# BRIEF
Reproduce the listing lines from the line containing "Enumerate the UI" to the line containing "item-6-alef: الف) رسید", including both of those lines.

[Extracted records]
=-=-=
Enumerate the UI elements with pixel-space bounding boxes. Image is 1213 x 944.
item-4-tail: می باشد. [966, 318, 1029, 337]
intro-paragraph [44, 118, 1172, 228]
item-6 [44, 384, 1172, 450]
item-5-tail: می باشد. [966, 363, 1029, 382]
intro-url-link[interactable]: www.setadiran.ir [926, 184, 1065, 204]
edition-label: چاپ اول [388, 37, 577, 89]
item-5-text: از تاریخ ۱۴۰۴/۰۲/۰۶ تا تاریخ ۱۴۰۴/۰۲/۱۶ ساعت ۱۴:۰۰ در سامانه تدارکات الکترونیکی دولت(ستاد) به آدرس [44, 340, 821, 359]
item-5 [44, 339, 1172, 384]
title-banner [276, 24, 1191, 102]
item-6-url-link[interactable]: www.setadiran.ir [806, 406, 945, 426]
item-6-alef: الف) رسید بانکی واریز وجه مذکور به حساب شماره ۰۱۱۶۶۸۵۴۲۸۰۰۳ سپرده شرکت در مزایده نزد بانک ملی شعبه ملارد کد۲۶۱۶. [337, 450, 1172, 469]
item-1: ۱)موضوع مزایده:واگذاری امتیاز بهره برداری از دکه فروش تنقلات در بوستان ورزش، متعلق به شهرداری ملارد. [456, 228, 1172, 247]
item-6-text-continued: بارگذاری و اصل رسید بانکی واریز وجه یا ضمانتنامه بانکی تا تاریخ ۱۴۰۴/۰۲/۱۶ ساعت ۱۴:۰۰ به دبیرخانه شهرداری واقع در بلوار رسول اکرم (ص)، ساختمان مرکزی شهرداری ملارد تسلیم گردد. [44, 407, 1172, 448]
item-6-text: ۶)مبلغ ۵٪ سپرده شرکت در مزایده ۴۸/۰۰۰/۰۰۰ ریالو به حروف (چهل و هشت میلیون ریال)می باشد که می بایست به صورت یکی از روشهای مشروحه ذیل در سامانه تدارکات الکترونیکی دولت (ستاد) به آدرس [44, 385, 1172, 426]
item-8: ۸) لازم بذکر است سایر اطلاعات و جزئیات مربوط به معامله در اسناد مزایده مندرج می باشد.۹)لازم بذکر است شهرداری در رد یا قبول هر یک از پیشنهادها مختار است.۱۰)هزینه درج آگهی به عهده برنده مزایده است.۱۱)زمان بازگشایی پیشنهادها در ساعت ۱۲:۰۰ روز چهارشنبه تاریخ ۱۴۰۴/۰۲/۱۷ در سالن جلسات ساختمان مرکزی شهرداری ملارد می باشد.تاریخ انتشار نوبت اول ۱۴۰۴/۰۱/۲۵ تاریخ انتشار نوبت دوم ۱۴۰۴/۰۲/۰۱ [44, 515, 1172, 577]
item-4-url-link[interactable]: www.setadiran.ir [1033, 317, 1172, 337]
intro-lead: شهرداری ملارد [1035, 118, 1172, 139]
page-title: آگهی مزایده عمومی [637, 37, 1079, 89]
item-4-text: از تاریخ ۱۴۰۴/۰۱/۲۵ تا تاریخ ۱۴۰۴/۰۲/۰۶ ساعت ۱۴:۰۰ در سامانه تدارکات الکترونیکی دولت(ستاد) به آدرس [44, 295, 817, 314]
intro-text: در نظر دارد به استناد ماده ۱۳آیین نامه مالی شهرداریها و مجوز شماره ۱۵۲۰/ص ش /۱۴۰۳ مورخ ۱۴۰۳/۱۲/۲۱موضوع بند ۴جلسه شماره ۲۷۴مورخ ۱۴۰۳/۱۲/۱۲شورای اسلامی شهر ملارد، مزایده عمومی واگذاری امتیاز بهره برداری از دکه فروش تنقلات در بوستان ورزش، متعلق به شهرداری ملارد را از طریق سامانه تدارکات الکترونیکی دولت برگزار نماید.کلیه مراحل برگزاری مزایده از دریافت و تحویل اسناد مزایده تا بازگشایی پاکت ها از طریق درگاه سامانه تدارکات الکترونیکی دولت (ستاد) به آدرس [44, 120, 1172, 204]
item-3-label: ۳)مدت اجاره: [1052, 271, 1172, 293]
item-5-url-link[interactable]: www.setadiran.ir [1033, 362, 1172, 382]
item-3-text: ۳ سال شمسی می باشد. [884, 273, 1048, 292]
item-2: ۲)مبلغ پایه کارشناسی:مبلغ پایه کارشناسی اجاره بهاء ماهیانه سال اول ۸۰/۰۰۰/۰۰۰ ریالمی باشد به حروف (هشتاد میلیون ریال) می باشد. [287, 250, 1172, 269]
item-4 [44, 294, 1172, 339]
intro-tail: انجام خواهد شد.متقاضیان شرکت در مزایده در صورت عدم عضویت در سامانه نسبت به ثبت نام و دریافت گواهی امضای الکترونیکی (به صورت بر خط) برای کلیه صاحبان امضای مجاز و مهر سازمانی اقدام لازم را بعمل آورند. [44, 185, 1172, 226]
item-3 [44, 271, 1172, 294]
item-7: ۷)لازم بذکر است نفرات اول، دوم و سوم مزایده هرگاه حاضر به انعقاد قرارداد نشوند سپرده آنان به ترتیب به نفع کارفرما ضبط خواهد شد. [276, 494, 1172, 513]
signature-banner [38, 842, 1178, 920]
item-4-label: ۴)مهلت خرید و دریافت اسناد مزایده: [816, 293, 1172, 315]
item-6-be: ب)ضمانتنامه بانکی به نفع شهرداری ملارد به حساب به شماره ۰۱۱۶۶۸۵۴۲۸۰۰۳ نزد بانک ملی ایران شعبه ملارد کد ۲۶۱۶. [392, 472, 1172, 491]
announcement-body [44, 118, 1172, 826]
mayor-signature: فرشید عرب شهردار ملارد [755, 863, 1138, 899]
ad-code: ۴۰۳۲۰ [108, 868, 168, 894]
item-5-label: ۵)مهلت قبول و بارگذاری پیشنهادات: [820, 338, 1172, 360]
=-=-=
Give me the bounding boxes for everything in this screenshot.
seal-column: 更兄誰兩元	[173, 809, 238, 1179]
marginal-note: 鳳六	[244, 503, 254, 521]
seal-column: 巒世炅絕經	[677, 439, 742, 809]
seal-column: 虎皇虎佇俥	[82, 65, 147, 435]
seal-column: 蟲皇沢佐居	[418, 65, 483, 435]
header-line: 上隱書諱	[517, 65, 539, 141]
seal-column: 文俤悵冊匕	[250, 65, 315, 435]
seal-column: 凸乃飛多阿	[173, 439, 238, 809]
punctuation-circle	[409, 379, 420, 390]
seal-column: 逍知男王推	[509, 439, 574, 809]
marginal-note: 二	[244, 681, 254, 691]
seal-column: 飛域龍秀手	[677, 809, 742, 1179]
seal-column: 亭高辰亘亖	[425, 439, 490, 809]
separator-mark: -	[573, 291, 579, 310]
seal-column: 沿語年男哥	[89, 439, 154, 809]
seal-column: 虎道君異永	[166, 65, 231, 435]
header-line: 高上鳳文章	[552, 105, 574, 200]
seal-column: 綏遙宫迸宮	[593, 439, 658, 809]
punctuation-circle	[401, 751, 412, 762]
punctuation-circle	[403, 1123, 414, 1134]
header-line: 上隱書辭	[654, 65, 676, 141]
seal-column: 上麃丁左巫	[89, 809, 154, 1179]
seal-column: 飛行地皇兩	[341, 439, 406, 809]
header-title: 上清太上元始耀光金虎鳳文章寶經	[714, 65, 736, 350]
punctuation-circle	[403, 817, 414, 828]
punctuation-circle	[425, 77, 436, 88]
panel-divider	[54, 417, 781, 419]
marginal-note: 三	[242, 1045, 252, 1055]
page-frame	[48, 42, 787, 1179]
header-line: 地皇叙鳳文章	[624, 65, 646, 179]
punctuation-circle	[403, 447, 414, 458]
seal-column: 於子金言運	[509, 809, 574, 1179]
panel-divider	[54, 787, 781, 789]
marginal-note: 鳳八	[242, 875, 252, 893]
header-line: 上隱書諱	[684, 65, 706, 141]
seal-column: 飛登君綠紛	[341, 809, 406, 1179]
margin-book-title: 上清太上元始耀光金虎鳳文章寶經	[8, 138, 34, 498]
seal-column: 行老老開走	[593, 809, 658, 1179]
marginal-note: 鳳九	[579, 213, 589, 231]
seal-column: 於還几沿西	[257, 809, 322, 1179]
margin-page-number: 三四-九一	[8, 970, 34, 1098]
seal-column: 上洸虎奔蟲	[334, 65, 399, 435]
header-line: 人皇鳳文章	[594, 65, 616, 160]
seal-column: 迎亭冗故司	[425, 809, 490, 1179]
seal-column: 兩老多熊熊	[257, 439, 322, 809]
=-=-=
# TASK OUTPUT
Enumerate the UI elements with pixel-space bounding boxes. Image is 1213 x 944.
item-4-tail: می باشد. [966, 318, 1029, 337]
intro-paragraph [44, 118, 1172, 228]
item-6 [44, 384, 1172, 450]
item-5-tail: می باشد. [966, 363, 1029, 382]
intro-url-link[interactable]: www.setadiran.ir [926, 184, 1065, 204]
edition-label: چاپ اول [388, 37, 577, 89]
item-5-text: از تاریخ ۱۴۰۴/۰۲/۰۶ تا تاریخ ۱۴۰۴/۰۲/۱۶ ساعت ۱۴:۰۰ در سامانه تدارکات الکترونیکی دولت(ستاد) به آدرس [44, 340, 821, 359]
item-5 [44, 339, 1172, 384]
title-banner [276, 24, 1191, 102]
item-6-url-link[interactable]: www.setadiran.ir [806, 406, 945, 426]
item-6-alef: الف) رسید بانکی واریز وجه مذکور به حساب شماره ۰۱۱۶۶۸۵۴۲۸۰۰۳ سپرده شرکت در مزایده نزد بانک ملی شعبه ملارد کد۲۶۱۶. [337, 450, 1172, 469]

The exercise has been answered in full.